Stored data
────────────────────
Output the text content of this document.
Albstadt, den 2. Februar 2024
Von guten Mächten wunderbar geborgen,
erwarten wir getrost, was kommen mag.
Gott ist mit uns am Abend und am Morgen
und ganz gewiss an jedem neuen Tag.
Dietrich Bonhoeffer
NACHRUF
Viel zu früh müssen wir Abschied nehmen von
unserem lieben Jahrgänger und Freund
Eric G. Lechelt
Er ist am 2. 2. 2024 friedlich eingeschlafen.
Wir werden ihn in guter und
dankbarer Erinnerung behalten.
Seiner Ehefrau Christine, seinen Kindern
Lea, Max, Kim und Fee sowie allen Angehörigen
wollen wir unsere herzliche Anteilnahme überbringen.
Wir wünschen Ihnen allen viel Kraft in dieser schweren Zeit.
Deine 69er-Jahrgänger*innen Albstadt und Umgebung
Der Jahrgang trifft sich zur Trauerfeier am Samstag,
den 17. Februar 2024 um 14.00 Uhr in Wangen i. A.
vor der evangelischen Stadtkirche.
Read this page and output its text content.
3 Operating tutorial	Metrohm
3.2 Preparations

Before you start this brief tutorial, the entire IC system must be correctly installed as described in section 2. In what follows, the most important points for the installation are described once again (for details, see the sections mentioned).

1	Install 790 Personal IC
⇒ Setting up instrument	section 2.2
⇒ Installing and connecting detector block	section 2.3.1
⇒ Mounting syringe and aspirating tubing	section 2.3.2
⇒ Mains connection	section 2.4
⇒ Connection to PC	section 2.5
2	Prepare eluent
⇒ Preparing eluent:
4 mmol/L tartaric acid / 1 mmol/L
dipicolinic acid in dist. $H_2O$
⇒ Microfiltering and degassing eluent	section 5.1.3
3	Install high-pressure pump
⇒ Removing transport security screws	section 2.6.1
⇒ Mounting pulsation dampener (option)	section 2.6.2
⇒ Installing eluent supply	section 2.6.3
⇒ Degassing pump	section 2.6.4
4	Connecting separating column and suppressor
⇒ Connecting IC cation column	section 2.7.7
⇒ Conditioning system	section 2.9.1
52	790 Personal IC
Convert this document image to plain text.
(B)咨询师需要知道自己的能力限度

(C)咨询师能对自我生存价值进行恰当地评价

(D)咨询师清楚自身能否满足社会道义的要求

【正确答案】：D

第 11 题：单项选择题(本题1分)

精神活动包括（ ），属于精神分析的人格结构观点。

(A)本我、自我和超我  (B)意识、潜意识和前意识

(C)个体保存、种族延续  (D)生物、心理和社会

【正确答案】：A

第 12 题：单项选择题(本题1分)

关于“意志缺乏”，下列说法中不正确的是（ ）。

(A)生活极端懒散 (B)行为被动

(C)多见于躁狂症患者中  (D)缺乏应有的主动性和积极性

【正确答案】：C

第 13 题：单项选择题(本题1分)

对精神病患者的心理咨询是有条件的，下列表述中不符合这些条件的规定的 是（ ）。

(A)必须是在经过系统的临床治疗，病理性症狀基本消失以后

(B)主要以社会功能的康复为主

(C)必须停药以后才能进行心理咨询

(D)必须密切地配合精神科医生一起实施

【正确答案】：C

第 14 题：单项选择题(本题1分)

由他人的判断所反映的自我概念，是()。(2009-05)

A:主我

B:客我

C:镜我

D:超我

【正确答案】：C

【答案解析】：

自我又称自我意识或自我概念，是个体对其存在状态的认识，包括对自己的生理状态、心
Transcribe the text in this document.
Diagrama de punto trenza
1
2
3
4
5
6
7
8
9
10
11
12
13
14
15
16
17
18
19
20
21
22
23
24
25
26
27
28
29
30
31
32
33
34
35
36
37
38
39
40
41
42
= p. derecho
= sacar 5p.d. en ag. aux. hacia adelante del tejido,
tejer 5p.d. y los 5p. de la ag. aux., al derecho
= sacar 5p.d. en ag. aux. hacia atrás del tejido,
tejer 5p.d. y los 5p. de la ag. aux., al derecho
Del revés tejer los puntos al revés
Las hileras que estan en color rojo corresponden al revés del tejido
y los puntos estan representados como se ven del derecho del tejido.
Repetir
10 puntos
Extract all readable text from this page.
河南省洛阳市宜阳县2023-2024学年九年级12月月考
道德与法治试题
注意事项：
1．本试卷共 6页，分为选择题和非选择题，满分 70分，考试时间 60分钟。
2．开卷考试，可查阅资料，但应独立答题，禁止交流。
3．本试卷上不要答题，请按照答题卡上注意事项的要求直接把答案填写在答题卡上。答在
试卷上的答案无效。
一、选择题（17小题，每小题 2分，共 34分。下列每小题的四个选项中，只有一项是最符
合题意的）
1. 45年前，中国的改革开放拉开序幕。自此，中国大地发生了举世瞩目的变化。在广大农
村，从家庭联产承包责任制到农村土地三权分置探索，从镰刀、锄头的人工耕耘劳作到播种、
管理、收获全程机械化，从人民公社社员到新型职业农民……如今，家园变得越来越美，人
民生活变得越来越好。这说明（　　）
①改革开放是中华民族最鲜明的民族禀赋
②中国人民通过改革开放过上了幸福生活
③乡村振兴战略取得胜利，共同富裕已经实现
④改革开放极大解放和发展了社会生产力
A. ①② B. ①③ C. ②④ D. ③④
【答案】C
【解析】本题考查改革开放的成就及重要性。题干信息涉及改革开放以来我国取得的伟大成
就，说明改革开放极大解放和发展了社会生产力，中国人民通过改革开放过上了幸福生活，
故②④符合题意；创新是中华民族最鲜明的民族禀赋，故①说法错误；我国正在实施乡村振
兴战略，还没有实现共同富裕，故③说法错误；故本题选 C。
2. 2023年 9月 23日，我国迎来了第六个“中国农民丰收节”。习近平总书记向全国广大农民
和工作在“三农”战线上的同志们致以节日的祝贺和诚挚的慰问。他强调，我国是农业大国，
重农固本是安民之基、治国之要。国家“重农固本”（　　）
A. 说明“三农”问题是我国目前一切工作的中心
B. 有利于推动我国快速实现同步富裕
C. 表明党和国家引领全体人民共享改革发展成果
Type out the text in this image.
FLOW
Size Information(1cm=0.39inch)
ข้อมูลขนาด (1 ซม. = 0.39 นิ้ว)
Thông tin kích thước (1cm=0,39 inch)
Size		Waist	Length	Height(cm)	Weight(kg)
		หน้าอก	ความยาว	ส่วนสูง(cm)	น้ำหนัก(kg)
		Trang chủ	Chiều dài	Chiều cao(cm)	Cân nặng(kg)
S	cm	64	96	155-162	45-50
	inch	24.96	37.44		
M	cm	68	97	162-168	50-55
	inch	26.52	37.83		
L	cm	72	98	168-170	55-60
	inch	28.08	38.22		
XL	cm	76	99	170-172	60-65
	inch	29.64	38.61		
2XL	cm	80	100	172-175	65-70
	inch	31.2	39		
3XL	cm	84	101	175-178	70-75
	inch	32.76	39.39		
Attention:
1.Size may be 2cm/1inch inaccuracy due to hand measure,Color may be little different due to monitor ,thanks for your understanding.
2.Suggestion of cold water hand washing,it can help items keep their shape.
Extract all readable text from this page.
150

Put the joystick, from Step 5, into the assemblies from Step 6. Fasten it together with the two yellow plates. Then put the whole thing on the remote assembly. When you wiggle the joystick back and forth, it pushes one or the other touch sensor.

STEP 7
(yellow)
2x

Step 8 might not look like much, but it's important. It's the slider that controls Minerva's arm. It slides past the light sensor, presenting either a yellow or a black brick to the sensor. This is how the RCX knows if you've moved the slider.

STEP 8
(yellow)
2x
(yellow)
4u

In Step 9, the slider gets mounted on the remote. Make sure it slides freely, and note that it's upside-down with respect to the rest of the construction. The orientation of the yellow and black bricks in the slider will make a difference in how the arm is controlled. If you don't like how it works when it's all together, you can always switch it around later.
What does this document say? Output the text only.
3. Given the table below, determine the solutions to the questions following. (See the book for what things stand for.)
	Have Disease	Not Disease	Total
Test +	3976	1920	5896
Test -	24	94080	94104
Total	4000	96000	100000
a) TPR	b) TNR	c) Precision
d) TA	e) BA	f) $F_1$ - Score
────────────────────
■ **What the task asks**
Lines containing the string "tejido" should be counted; reply with their number and nothing more.

■ **The completed task**
4